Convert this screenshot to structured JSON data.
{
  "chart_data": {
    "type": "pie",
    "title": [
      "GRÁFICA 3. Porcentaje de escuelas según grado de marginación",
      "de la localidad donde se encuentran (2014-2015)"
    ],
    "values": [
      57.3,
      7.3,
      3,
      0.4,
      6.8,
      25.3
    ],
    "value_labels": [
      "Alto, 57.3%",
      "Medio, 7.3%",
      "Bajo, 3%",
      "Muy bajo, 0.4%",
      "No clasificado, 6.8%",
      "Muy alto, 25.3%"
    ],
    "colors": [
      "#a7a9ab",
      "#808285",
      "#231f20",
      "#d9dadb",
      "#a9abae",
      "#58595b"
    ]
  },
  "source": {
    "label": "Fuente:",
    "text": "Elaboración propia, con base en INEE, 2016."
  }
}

○ ○ ○ ○ ○

*YOUR GOAL*.
Recite the full listing above exactly.

*RIGHT ANSWER*.
Convert this screenshot to structured JSON data.
{
  "chart_data": {
    "type": "pie",
    "title": [
      "GRÁFICA 3. Porcentaje de escuelas según grado de marginación",
      "de la localidad donde se encuentran (2014-2015)"
    ],
    "values": [
      57.3,
      7.3,
      3,
      0.4,
      6.8,
      25.3
    ],
    "value_labels": [
      "Alto, 57.3%",
      "Medio, 7.3%",
      "Bajo, 3%",
      "Muy bajo, 0.4%",
      "No clasificado, 6.8%",
      "Muy alto, 25.3%"
    ],
    "colors": [
      "#a7a9ab",
      "#808285",
      "#231f20",
      "#d9dadb",
      "#a9abae",
      "#58595b"
    ]
  },
  "source": {
    "label": "Fuente:",
    "text": "Elaboración propia, con base en INEE, 2016."
  }
}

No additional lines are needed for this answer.